### TASK OBJECTIVE
Go over the listing below line by line and tally those containing "Hydroxysebacic". Give only the tally.

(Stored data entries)
##########

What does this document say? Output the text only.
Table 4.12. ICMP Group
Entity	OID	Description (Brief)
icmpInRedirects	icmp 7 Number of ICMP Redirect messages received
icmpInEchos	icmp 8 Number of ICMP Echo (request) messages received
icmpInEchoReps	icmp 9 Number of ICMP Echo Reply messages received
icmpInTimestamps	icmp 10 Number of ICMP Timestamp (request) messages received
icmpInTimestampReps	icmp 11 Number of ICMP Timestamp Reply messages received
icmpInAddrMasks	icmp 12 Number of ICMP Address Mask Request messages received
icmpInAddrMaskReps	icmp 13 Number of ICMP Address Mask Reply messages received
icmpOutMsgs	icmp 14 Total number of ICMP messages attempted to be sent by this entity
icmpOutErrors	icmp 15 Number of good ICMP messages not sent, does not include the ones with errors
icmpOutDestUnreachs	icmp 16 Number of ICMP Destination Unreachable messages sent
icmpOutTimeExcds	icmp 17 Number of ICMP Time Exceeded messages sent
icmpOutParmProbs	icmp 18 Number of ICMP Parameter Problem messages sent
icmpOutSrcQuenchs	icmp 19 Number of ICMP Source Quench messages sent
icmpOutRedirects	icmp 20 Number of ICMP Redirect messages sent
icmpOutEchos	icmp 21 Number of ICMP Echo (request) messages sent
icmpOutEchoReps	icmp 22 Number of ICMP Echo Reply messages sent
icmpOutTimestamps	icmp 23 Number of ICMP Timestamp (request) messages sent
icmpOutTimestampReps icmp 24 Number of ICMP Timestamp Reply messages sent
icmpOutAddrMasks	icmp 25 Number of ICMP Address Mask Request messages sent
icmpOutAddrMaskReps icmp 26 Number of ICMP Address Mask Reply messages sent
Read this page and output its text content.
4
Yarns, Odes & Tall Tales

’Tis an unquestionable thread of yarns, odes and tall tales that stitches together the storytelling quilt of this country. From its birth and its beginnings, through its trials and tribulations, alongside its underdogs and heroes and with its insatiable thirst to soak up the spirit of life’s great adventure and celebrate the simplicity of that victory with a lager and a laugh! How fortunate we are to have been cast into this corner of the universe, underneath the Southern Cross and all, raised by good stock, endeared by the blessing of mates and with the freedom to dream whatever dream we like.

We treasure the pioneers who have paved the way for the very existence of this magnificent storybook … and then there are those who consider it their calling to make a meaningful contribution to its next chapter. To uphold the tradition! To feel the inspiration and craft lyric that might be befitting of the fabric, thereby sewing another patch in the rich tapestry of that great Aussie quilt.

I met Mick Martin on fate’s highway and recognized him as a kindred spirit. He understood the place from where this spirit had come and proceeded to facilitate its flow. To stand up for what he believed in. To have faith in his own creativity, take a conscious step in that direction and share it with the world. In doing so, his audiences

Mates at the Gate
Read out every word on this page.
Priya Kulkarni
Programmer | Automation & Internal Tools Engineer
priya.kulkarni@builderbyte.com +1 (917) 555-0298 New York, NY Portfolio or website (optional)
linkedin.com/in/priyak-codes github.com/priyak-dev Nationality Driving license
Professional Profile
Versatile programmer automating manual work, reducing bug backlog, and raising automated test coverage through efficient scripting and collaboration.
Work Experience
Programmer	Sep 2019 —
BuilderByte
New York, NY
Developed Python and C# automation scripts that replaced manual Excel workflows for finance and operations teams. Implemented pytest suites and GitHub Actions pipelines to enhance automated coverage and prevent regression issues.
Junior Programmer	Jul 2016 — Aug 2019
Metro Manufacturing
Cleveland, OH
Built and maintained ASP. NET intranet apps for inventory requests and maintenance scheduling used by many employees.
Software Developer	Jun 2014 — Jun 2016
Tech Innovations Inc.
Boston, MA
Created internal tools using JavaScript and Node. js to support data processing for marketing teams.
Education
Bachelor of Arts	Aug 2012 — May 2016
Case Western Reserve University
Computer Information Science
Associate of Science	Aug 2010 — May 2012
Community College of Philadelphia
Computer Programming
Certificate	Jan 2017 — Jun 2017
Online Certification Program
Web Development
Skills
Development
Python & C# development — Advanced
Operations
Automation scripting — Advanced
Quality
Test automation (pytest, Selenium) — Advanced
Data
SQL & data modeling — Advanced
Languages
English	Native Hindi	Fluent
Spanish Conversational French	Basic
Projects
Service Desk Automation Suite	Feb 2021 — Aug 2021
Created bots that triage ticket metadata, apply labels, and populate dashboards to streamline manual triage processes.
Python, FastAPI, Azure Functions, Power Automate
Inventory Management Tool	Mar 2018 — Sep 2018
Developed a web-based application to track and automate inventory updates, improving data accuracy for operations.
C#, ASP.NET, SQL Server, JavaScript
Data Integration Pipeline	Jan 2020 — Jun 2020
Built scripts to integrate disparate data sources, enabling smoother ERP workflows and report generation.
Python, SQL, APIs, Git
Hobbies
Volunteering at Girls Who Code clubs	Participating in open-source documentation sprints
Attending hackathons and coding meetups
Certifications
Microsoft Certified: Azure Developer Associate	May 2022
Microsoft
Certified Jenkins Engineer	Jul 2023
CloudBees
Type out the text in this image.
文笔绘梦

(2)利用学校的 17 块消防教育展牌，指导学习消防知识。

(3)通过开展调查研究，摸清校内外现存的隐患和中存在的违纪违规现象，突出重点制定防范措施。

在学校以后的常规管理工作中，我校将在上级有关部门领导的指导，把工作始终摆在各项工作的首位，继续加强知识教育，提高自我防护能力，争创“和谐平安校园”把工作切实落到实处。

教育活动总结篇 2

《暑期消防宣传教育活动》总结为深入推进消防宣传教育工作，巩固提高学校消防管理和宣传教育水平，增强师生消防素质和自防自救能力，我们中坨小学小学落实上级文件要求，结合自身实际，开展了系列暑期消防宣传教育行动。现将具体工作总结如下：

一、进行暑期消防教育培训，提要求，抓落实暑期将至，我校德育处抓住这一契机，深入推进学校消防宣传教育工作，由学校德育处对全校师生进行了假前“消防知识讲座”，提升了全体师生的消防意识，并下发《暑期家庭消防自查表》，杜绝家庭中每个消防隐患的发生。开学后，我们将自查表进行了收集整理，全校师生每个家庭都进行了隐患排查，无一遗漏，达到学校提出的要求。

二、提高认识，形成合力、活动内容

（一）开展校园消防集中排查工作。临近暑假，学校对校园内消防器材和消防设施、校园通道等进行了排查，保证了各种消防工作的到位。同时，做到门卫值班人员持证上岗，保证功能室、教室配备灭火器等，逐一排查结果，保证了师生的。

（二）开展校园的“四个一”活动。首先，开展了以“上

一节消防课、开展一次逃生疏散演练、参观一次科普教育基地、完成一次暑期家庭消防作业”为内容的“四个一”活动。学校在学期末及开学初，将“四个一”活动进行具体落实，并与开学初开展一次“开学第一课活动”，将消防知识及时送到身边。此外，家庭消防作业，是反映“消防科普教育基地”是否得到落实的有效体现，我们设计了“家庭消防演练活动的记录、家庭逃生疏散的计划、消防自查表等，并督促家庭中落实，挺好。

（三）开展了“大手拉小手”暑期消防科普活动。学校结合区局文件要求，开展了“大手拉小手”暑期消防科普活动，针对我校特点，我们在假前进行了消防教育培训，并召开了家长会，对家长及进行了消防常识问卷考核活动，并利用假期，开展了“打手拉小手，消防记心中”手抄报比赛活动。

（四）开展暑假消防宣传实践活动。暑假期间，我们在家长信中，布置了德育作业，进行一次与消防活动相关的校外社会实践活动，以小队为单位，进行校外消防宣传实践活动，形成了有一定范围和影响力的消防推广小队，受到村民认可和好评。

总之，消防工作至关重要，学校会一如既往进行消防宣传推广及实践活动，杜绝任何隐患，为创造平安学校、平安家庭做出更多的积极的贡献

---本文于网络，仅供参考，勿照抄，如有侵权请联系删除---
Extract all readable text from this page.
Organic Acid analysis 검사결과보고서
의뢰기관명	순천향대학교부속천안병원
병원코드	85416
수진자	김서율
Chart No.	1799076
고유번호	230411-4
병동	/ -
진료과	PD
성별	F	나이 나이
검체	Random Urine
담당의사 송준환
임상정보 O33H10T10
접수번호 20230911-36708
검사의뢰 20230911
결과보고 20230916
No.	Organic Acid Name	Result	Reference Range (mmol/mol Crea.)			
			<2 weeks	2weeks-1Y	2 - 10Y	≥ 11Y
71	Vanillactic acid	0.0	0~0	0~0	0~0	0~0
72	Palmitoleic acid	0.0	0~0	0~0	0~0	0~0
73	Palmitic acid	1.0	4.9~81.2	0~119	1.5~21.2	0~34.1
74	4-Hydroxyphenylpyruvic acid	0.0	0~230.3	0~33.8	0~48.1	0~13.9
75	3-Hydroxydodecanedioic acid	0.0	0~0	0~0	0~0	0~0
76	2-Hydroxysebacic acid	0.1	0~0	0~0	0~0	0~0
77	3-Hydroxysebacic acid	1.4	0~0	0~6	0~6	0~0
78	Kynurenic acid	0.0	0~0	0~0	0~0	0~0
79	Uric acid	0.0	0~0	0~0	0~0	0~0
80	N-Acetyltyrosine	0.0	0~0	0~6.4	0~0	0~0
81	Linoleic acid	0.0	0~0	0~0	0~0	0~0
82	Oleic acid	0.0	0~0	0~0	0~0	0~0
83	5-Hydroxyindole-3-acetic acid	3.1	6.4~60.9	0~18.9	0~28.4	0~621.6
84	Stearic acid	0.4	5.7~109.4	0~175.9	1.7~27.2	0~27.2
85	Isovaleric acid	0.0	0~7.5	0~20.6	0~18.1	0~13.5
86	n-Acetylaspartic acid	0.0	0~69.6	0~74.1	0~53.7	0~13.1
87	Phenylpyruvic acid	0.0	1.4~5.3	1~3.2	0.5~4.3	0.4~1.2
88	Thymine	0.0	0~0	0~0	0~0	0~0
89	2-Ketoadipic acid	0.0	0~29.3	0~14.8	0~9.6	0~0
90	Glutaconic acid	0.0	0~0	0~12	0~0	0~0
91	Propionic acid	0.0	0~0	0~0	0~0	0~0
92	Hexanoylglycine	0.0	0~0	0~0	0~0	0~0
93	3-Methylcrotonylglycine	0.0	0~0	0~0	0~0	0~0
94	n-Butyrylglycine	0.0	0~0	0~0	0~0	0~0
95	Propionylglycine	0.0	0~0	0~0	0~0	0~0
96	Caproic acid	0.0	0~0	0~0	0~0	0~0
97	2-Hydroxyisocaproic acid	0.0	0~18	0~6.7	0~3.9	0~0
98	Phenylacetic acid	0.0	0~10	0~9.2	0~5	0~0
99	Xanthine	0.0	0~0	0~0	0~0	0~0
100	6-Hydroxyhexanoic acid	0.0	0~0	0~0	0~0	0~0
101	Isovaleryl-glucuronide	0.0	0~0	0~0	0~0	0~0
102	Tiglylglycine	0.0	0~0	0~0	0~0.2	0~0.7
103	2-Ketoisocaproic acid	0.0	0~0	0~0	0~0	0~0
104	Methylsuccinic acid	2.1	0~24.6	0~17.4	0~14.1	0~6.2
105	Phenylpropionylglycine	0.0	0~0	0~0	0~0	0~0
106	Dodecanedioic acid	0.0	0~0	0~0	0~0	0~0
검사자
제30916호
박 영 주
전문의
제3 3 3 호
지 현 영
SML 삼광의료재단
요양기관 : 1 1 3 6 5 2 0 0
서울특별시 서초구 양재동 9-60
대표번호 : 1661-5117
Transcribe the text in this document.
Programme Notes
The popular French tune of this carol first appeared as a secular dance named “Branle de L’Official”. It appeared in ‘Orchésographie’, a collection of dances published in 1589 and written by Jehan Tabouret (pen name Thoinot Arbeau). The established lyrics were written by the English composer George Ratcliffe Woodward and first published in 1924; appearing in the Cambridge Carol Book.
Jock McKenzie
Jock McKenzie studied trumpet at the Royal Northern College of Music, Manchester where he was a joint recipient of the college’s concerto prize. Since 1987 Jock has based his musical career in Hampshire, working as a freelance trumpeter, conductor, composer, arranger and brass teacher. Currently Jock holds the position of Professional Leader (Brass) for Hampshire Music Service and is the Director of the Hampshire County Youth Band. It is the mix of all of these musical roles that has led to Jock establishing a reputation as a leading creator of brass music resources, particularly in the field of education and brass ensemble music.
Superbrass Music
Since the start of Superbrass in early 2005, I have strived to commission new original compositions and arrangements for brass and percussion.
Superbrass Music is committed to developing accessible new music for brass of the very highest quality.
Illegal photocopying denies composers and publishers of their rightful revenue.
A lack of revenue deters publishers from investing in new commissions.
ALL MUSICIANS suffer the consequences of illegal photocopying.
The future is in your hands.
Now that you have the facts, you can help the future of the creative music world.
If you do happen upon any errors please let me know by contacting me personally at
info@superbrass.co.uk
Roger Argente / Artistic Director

##########

### FULL ANSWER
2